02 setembro 2007

A COREIA DE RELANCE

A impressão, muito difundida, que a Coreia é uma espécie de pigmeu que está entalado entre os dois gigantes do Extremo Oriente (China e Japão) está essencialmente errada. A China – de quem os coreanos não gostam – é, de facto, em termos de área (9.600.000 Km²) e de população (1.322 milhões de habitantes) um dos dois colossos do continente, só comparável à Índia, mas a distância que medeia entre as dimensões do Japão – de quem os coreanos ainda gostam menos… – com uma área de 378.000 Km² e 127 milhões de habitantes, e as de uma hipotética Coreia unificada (220.000 Km² e 72 milhões de habitantes*) são muito mais pequenas e transformariam os dois vizinhos em rivais.

Exercícios propostos ▸
- a) Responda com base no excerto sobre a Coreia:
(i) Que área é atribuída à China?
(ii) Quantos habitantes tem o Japão?
(iii) Que área teria uma hipotética Coreia unificada?
- b) Enumere todos os países mencionados no excerto sobre a Coreia.
- c) Reproduza do excerto sobre a Coreia tudo o que vai desde "A COREIA DE" até "vizinhos em rivais.", sem alterar nada.

Entradas armazenadas ▸

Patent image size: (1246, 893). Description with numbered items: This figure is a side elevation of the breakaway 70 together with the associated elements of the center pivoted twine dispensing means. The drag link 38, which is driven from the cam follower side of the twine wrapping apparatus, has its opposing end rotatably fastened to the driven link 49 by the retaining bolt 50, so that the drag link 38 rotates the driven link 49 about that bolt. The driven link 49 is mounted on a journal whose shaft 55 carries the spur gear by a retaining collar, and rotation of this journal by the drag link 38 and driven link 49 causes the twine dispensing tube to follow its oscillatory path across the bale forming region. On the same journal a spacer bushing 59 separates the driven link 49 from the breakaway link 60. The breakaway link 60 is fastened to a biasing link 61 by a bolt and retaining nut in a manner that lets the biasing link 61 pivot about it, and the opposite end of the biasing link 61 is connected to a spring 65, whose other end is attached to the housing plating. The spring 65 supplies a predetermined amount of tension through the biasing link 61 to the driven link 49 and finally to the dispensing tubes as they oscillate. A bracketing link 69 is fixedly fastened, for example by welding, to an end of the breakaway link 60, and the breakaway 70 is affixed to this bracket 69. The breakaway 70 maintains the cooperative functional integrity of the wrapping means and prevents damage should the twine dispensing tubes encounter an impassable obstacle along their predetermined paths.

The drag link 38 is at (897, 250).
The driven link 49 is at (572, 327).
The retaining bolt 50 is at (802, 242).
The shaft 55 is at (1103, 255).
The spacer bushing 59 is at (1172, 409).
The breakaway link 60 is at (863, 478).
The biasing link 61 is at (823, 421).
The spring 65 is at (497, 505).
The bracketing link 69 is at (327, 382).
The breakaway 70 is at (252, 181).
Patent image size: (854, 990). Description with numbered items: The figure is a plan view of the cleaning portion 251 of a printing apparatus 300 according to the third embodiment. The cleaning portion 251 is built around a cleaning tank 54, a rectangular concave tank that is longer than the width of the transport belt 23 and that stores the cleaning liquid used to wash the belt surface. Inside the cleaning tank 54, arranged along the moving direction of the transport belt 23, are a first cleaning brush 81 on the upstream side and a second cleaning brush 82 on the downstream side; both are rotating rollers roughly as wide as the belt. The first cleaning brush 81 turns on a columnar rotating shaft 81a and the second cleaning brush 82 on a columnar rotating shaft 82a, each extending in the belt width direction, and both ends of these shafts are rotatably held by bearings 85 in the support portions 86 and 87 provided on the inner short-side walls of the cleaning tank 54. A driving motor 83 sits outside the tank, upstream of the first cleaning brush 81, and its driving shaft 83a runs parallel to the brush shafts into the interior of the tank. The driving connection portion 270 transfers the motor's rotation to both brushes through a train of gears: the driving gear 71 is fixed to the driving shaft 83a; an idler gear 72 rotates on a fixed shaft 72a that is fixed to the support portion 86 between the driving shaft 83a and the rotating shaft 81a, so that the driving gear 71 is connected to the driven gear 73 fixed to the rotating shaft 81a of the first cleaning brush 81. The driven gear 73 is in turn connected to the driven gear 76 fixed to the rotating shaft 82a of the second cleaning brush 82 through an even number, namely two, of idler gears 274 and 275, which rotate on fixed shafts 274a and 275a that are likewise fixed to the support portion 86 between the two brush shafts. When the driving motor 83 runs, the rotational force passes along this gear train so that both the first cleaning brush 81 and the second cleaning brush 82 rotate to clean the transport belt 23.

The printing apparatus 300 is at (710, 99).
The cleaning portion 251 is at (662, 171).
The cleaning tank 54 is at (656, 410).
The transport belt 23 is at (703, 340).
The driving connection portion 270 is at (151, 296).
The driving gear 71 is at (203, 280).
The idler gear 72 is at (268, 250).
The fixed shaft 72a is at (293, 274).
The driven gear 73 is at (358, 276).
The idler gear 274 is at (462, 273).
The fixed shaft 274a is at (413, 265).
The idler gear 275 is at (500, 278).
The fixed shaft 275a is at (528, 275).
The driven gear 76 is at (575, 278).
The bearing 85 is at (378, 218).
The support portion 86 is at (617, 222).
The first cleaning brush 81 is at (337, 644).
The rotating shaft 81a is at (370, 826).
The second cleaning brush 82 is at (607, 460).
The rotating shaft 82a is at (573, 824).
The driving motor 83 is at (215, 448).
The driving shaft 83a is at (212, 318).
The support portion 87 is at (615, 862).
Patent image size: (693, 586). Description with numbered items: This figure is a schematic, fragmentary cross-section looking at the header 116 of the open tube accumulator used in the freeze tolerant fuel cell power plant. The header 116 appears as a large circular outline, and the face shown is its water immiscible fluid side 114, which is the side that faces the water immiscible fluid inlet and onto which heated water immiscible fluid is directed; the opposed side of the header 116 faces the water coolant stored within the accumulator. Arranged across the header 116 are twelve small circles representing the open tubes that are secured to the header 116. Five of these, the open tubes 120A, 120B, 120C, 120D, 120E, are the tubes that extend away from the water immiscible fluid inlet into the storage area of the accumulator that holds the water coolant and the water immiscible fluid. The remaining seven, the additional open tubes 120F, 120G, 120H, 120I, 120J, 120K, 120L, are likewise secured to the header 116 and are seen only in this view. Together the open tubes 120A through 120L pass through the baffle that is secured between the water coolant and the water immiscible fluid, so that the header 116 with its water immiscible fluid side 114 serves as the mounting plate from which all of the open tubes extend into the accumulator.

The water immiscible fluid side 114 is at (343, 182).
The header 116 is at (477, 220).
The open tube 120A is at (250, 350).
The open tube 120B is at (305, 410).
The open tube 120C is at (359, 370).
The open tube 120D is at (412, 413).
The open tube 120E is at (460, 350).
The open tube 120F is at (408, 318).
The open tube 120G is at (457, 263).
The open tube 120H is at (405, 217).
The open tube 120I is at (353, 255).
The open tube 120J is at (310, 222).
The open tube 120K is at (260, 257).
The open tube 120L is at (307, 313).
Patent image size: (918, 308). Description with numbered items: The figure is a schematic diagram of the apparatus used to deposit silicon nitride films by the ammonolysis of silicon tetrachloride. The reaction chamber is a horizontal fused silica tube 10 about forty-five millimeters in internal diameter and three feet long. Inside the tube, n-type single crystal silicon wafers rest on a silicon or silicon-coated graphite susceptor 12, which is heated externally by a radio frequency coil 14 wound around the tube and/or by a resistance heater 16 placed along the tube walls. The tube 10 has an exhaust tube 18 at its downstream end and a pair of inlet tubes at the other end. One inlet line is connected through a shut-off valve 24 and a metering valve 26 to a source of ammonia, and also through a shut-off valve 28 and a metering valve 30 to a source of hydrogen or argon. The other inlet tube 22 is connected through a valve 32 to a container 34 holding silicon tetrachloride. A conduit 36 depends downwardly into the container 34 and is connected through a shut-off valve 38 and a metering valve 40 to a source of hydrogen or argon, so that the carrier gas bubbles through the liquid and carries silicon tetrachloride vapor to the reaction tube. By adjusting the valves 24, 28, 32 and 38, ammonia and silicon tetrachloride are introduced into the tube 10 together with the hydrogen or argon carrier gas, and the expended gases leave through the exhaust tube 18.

Resolução das tarefas ▸
- a)
(i) 9.600.000 Km².
(ii) 127 milhões de habitantes.
(iii) 220.000 Km².

- b) Coreia, China, Japão, Índia.

- c)
A COREIA DE RELANCE

A impressão, muito difundida, que a Coreia é uma espécie de pigmeu que está entalado entre os dois gigantes do Extremo Oriente (China e Japão) está essencialmente errada. A China – de quem os coreanos não gostam – é, de facto, em termos de área (9.600.000 Km²) e de população (1.322 milhões de habitantes) um dos dois colossos do continente, só comparável à Índia, mas a distância que medeia entre as dimensões do Japão – de quem os coreanos ainda gostam menos… – com uma área de 378.000 Km² e 127 milhões de habitantes, e as de uma hipotética Coreia unificada (220.000 Km² e 72 milhões de habitantes*) são muito mais pequenas e transformariam os dois vizinhos em rivais.